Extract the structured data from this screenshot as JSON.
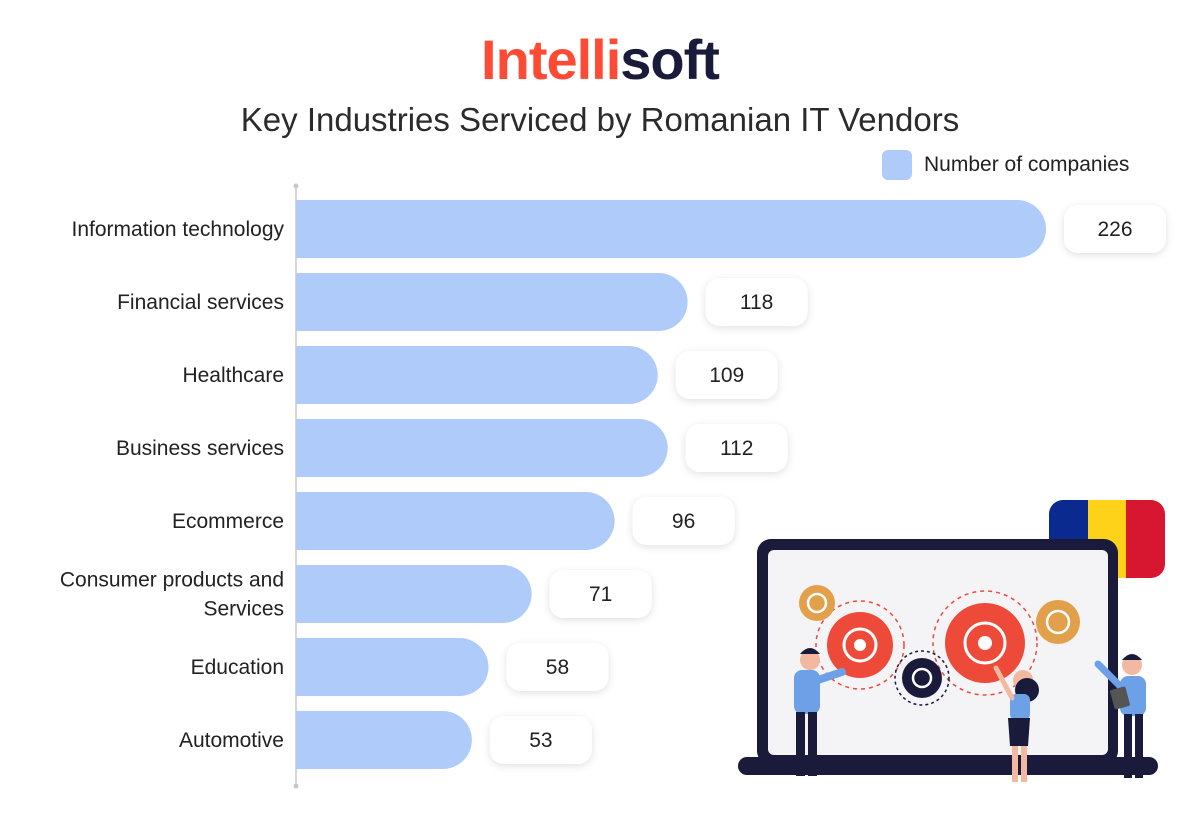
{
  "brand": {
    "part1": "Intelli",
    "part2": "soft"
  },
  "chart_data": {
    "type": "bar",
    "orientation": "horizontal",
    "title": "Key Industries Serviced by Romanian IT Vendors",
    "legend": {
      "position": "top-right",
      "entries": [
        "Number of companies"
      ]
    },
    "categories": [
      [
        "Information technology"
      ],
      [
        "Financial services"
      ],
      [
        "Healthcare"
      ],
      [
        "Business services"
      ],
      [
        "Ecommerce"
      ],
      [
        "Consumer products and",
        "Services"
      ],
      [
        "Education"
      ],
      [
        "Automotive"
      ]
    ],
    "series": [
      {
        "name": "Number of companies",
        "values": [
          226,
          118,
          109,
          112,
          96,
          71,
          58,
          53
        ]
      }
    ],
    "xlim": [
      0,
      226
    ],
    "grid": false,
    "colors": {
      "bar": "#aecbf9",
      "axis": "#c8c8c8",
      "label_bg": "#ffffff"
    }
  },
  "illustration": {
    "flag_colors": [
      "#0b2a8f",
      "#ffd21a",
      "#d7162f"
    ],
    "gear_colors": [
      "#ee4a3a",
      "#e2a04a",
      "#1a1a3a"
    ]
  }
}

________________________

## [TASK DESCRIPTION]
Make an exact copy of every entry above, minus the images.

## [FULL SOLUTION]
Extract the structured data from this screenshot as JSON.
{
  "brand": {
    "part1": "Intelli",
    "part2": "soft"
  },
  "chart_data": {
    "type": "bar",
    "orientation": "horizontal",
    "title": "Key Industries Serviced by Romanian IT Vendors",
    "legend": {
      "position": "top-right",
      "entries": [
        "Number of companies"
      ]
    },
    "categories": [
      [
        "Information technology"
      ],
      [
        "Financial services"
      ],
      [
        "Healthcare"
      ],
      [
        "Business services"
      ],
      [
        "Ecommerce"
      ],
      [
        "Consumer products and",
        "Services"
      ],
      [
        "Education"
      ],
      [
        "Automotive"
      ]
    ],
    "series": [
      {
        "name": "Number of companies",
        "values": [
          226,
          118,
          109,
          112,
          96,
          71,
          58,
          53
        ]
      }
    ],
    "xlim": [
      0,
      226
    ],
    "grid": false,
    "colors": {
      "bar": "#aecbf9",
      "axis": "#c8c8c8",
      "label_bg": "#ffffff"
    }
  },
  "illustration": {
    "flag_colors": [
      "#0b2a8f",
      "#ffd21a",
      "#d7162f"
    ],
    "gear_colors": [
      "#ee4a3a",
      "#e2a04a",
      "#1a1a3a"
    ]
  }
}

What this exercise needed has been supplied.